> _Records to process_:
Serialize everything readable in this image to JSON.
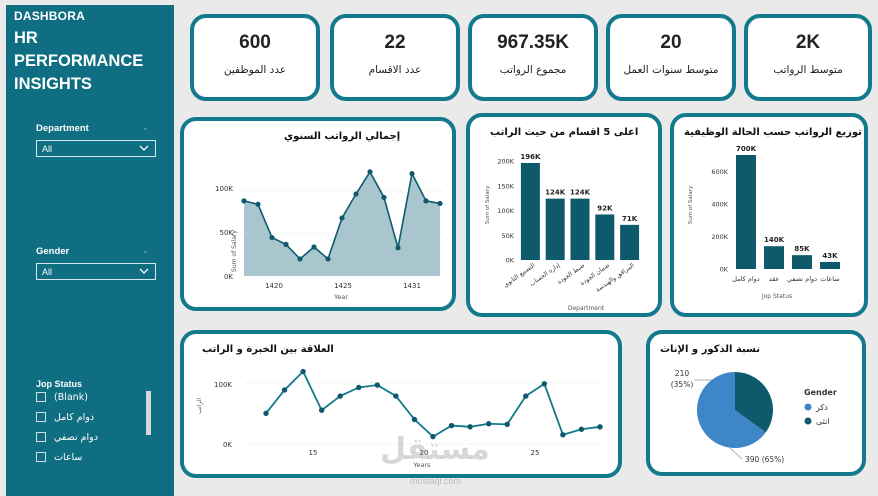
{
  "sidebar": {
    "brand": "DASHBORA",
    "title_lines": [
      "HR",
      "PERFORMANCE",
      "INSIGHTS"
    ],
    "filters": [
      {
        "label": "Department",
        "value": "All"
      },
      {
        "label": "Gender",
        "value": "All"
      }
    ],
    "jop_status": {
      "label": "Jop Status",
      "items": [
        "(Blank)",
        "دوام كامل",
        "دوام نصفي",
        "ساعات"
      ]
    }
  },
  "kpis": [
    {
      "value": "600",
      "label": "عدد الموظفين"
    },
    {
      "value": "22",
      "label": "عدد الاقسام"
    },
    {
      "value": "967.35K",
      "label": "مجموع الرواتب"
    },
    {
      "value": "20",
      "label": "متوسط سنوات العمل"
    },
    {
      "value": "2K",
      "label": "متوسط الرواتب"
    }
  ],
  "colors": {
    "accent": "#127a8c",
    "dark": "#0e5a6c",
    "area_fill": "#a9c6cf",
    "pie_light": "#3f86c8",
    "pie_dark": "#0e5a6c"
  },
  "chart_data": [
    {
      "type": "area",
      "title": "إجمالي الرواتب السنوي",
      "xlabel": "Year",
      "ylabel": "Sum of Salary",
      "x": [
        1418,
        1419,
        1420,
        1421,
        1422,
        1423,
        1424,
        1425,
        1426,
        1427,
        1428,
        1429,
        1430,
        1431,
        1432
      ],
      "values": [
        88000,
        84000,
        45000,
        37000,
        20000,
        34000,
        20000,
        68000,
        96000,
        122000,
        92000,
        33000,
        120000,
        88000,
        85000
      ],
      "x_ticks": [
        "1420",
        "1425",
        "1431"
      ],
      "y_ticks": [
        "0K",
        "50K",
        "100K"
      ],
      "ylim": [
        0,
        130000
      ]
    },
    {
      "type": "bar",
      "title": "اعلى 5 اقسام من حيث الراتب",
      "xlabel": "Department",
      "ylabel": "Sum of Salary",
      "categories": [
        "التصنيع الثانوي",
        "إدارة الحساب",
        "ضبط الجودة",
        "ضمان الجودة",
        "المرافق والهندسة"
      ],
      "values": [
        196000,
        124000,
        124000,
        92000,
        71000
      ],
      "data_labels": [
        "196K",
        "124K",
        "124K",
        "92K",
        "71K"
      ],
      "y_ticks": [
        "0K",
        "50K",
        "100K",
        "150K",
        "200K"
      ],
      "ylim": [
        0,
        200000
      ]
    },
    {
      "type": "bar",
      "title": "توزيع الرواتب حسب الحالة الوظيفية",
      "xlabel": "Jop Status",
      "ylabel": "Sum of Salary",
      "categories": [
        "دوام كامل",
        "عقد",
        "دوام نصفي",
        "ساعات"
      ],
      "values": [
        700000,
        140000,
        85000,
        43000
      ],
      "data_labels": [
        "700K",
        "140K",
        "85K",
        "43K"
      ],
      "y_ticks": [
        "0K",
        "200K",
        "400K",
        "600K"
      ],
      "ylim": [
        0,
        700000
      ]
    },
    {
      "type": "line",
      "title": "العلاقة بين الخبرة و الراتب",
      "xlabel": "Years",
      "ylabel": "الراتب",
      "x": [
        10,
        11,
        12,
        13,
        14,
        15,
        16,
        17,
        18,
        19,
        20,
        21,
        22,
        23,
        24,
        25,
        26,
        27,
        28
      ],
      "values": [
        50000,
        88000,
        118000,
        55000,
        78000,
        92000,
        96000,
        78000,
        40000,
        12000,
        30000,
        28000,
        33000,
        32000,
        78000,
        98000,
        15000,
        24000,
        28000
      ],
      "x_ticks": [
        "15",
        "20",
        "25"
      ],
      "y_ticks": [
        "0K",
        "100K"
      ],
      "ylim": [
        0,
        140000
      ]
    },
    {
      "type": "pie",
      "title": "نسبة الذكور و الإناث",
      "legend_title": "Gender",
      "slices": [
        {
          "name": "ذكر",
          "value": 390,
          "label": "390 (65%)"
        },
        {
          "name": "انثى",
          "value": 210,
          "label": "210 (35%)"
        }
      ]
    }
  ],
  "watermark": {
    "text": "مستقل",
    "sub": "mostaql.com"
  }
}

> _Problem description_: Skip the pictures and transcribe the rest of the records exactly.

> _Task result_:
Serialize everything readable in this image to JSON.
{
  "sidebar": {
    "brand": "DASHBORA",
    "title_lines": [
      "HR",
      "PERFORMANCE",
      "INSIGHTS"
    ],
    "filters": [
      {
        "label": "Department",
        "value": "All"
      },
      {
        "label": "Gender",
        "value": "All"
      }
    ],
    "jop_status": {
      "label": "Jop Status",
      "items": [
        "(Blank)",
        "دوام كامل",
        "دوام نصفي",
        "ساعات"
      ]
    }
  },
  "kpis": [
    {
      "value": "600",
      "label": "عدد الموظفين"
    },
    {
      "value": "22",
      "label": "عدد الاقسام"
    },
    {
      "value": "967.35K",
      "label": "مجموع الرواتب"
    },
    {
      "value": "20",
      "label": "متوسط سنوات العمل"
    },
    {
      "value": "2K",
      "label": "متوسط الرواتب"
    }
  ],
  "colors": {
    "accent": "#127a8c",
    "dark": "#0e5a6c",
    "area_fill": "#a9c6cf",
    "pie_light": "#3f86c8",
    "pie_dark": "#0e5a6c"
  },
  "chart_data": [
    {
      "type": "area",
      "title": "إجمالي الرواتب السنوي",
      "xlabel": "Year",
      "ylabel": "Sum of Salary",
      "x": [
        1418,
        1419,
        1420,
        1421,
        1422,
        1423,
        1424,
        1425,
        1426,
        1427,
        1428,
        1429,
        1430,
        1431,
        1432
      ],
      "values": [
        88000,
        84000,
        45000,
        37000,
        20000,
        34000,
        20000,
        68000,
        96000,
        122000,
        92000,
        33000,
        120000,
        88000,
        85000
      ],
      "x_ticks": [
        "1420",
        "1425",
        "1431"
      ],
      "y_ticks": [
        "0K",
        "50K",
        "100K"
      ],
      "ylim": [
        0,
        130000
      ]
    },
    {
      "type": "bar",
      "title": "اعلى 5 اقسام من حيث الراتب",
      "xlabel": "Department",
      "ylabel": "Sum of Salary",
      "categories": [
        "التصنيع الثانوي",
        "إدارة الحساب",
        "ضبط الجودة",
        "ضمان الجودة",
        "المرافق والهندسة"
      ],
      "values": [
        196000,
        124000,
        124000,
        92000,
        71000
      ],
      "data_labels": [
        "196K",
        "124K",
        "124K",
        "92K",
        "71K"
      ],
      "y_ticks": [
        "0K",
        "50K",
        "100K",
        "150K",
        "200K"
      ],
      "ylim": [
        0,
        200000
      ]
    },
    {
      "type": "bar",
      "title": "توزيع الرواتب حسب الحالة الوظيفية",
      "xlabel": "Jop Status",
      "ylabel": "Sum of Salary",
      "categories": [
        "دوام كامل",
        "عقد",
        "دوام نصفي",
        "ساعات"
      ],
      "values": [
        700000,
        140000,
        85000,
        43000
      ],
      "data_labels": [
        "700K",
        "140K",
        "85K",
        "43K"
      ],
      "y_ticks": [
        "0K",
        "200K",
        "400K",
        "600K"
      ],
      "ylim": [
        0,
        700000
      ]
    },
    {
      "type": "line",
      "title": "العلاقة بين الخبرة و الراتب",
      "xlabel": "Years",
      "ylabel": "الراتب",
      "x": [
        10,
        11,
        12,
        13,
        14,
        15,
        16,
        17,
        18,
        19,
        20,
        21,
        22,
        23,
        24,
        25,
        26,
        27,
        28
      ],
      "values": [
        50000,
        88000,
        118000,
        55000,
        78000,
        92000,
        96000,
        78000,
        40000,
        12000,
        30000,
        28000,
        33000,
        32000,
        78000,
        98000,
        15000,
        24000,
        28000
      ],
      "x_ticks": [
        "15",
        "20",
        "25"
      ],
      "y_ticks": [
        "0K",
        "100K"
      ],
      "ylim": [
        0,
        140000
      ]
    },
    {
      "type": "pie",
      "title": "نسبة الذكور و الإناث",
      "legend_title": "Gender",
      "slices": [
        {
          "name": "ذكر",
          "value": 390,
          "label": "390 (65%)"
        },
        {
          "name": "انثى",
          "value": 210,
          "label": "210 (35%)"
        }
      ]
    }
  ],
  "watermark": {
    "text": "مستقل",
    "sub": "mostaql.com"
  }
}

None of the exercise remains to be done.